EXERCISE DIRECTIONS
The answer is one number: how many lines hold the string "根据今年面试通知酌情掌握".

EXERCISE INPUTS
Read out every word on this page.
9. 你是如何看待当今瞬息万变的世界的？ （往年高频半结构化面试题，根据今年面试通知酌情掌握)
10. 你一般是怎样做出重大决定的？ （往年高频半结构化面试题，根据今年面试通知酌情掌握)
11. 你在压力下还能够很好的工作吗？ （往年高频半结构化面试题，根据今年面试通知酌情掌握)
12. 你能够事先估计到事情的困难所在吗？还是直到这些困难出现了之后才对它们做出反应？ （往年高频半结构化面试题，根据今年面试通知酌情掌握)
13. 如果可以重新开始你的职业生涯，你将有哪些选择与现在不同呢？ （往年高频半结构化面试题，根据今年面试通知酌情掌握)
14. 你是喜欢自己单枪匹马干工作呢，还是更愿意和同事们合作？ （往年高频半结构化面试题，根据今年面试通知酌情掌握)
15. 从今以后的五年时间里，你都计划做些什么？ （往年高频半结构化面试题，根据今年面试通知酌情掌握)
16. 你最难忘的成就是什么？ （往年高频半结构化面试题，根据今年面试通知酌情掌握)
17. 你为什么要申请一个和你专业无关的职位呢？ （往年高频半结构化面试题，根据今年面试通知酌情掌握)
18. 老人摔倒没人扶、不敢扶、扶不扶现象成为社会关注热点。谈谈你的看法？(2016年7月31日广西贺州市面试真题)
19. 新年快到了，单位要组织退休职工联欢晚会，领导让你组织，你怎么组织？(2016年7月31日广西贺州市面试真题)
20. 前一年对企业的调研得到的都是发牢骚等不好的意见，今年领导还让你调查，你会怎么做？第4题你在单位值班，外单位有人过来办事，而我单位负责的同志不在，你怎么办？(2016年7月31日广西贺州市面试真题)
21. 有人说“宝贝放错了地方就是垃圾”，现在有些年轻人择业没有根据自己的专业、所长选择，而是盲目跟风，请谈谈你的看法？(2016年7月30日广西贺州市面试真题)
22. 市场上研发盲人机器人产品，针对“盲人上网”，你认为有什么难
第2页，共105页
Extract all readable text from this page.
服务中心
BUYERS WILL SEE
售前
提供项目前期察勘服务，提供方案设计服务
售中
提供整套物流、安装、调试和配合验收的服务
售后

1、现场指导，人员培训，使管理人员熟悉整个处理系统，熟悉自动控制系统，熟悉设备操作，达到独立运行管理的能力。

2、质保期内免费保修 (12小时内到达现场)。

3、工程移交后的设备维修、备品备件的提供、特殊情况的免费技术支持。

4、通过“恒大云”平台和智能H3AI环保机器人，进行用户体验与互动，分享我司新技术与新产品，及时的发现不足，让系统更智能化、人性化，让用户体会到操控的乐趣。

IN RESPONSE
9